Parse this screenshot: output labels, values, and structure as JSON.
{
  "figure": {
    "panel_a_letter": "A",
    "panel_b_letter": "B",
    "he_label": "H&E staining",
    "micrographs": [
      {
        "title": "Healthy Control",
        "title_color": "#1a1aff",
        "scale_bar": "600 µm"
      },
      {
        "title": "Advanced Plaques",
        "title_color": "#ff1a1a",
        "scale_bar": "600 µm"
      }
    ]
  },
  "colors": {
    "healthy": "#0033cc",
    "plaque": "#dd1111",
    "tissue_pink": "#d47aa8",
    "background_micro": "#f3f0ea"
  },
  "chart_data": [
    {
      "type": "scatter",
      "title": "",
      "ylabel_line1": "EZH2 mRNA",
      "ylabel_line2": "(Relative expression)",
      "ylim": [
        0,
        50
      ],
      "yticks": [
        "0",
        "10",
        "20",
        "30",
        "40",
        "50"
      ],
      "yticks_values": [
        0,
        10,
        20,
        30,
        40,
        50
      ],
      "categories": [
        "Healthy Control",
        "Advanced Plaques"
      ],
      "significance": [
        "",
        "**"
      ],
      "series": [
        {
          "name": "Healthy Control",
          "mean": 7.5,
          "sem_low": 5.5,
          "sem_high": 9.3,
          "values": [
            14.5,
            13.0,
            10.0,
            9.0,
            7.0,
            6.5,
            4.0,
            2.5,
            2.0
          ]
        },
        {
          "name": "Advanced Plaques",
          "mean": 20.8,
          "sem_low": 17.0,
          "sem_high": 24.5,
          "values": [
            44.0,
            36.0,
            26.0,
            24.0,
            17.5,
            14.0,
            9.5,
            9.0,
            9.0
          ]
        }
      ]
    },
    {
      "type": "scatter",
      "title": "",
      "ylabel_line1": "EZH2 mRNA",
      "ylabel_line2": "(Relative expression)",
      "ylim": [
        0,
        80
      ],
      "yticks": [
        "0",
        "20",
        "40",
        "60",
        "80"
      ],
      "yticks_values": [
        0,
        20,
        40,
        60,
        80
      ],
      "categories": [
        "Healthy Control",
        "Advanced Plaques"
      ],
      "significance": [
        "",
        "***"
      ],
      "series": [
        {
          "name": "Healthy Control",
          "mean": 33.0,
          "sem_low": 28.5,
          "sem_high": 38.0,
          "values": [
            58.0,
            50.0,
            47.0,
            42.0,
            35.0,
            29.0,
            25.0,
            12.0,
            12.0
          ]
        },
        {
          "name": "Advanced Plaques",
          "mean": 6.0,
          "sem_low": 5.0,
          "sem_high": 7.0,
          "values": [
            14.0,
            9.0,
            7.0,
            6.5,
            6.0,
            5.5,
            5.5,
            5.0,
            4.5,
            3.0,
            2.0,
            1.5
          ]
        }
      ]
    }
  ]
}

◇ ◇ ◇

Copy the whole listing above once more, character for character.

Exercise solution:
Parse this screenshot: output labels, values, and structure as JSON.
{
  "figure": {
    "panel_a_letter": "A",
    "panel_b_letter": "B",
    "he_label": "H&E staining",
    "micrographs": [
      {
        "title": "Healthy Control",
        "title_color": "#1a1aff",
        "scale_bar": "600 µm"
      },
      {
        "title": "Advanced Plaques",
        "title_color": "#ff1a1a",
        "scale_bar": "600 µm"
      }
    ]
  },
  "colors": {
    "healthy": "#0033cc",
    "plaque": "#dd1111",
    "tissue_pink": "#d47aa8",
    "background_micro": "#f3f0ea"
  },
  "chart_data": [
    {
      "type": "scatter",
      "title": "",
      "ylabel_line1": "EZH2 mRNA",
      "ylabel_line2": "(Relative expression)",
      "ylim": [
        0,
        50
      ],
      "yticks": [
        "0",
        "10",
        "20",
        "30",
        "40",
        "50"
      ],
      "yticks_values": [
        0,
        10,
        20,
        30,
        40,
        50
      ],
      "categories": [
        "Healthy Control",
        "Advanced Plaques"
      ],
      "significance": [
        "",
        "**"
      ],
      "series": [
        {
          "name": "Healthy Control",
          "mean": 7.5,
          "sem_low": 5.5,
          "sem_high": 9.3,
          "values": [
            14.5,
            13.0,
            10.0,
            9.0,
            7.0,
            6.5,
            4.0,
            2.5,
            2.0
          ]
        },
        {
          "name": "Advanced Plaques",
          "mean": 20.8,
          "sem_low": 17.0,
          "sem_high": 24.5,
          "values": [
            44.0,
            36.0,
            26.0,
            24.0,
            17.5,
            14.0,
            9.5,
            9.0,
            9.0
          ]
        }
      ]
    },
    {
      "type": "scatter",
      "title": "",
      "ylabel_line1": "EZH2 mRNA",
      "ylabel_line2": "(Relative expression)",
      "ylim": [
        0,
        80
      ],
      "yticks": [
        "0",
        "20",
        "40",
        "60",
        "80"
      ],
      "yticks_values": [
        0,
        20,
        40,
        60,
        80
      ],
      "categories": [
        "Healthy Control",
        "Advanced Plaques"
      ],
      "significance": [
        "",
        "***"
      ],
      "series": [
        {
          "name": "Healthy Control",
          "mean": 33.0,
          "sem_low": 28.5,
          "sem_high": 38.0,
          "values": [
            58.0,
            50.0,
            47.0,
            42.0,
            35.0,
            29.0,
            25.0,
            12.0,
            12.0
          ]
        },
        {
          "name": "Advanced Plaques",
          "mean": 6.0,
          "sem_low": 5.0,
          "sem_high": 7.0,
          "values": [
            14.0,
            9.0,
            7.0,
            6.5,
            6.0,
            5.5,
            5.5,
            5.0,
            4.5,
            3.0,
            2.0,
            1.5
          ]
        }
      ]
    }
  ]
}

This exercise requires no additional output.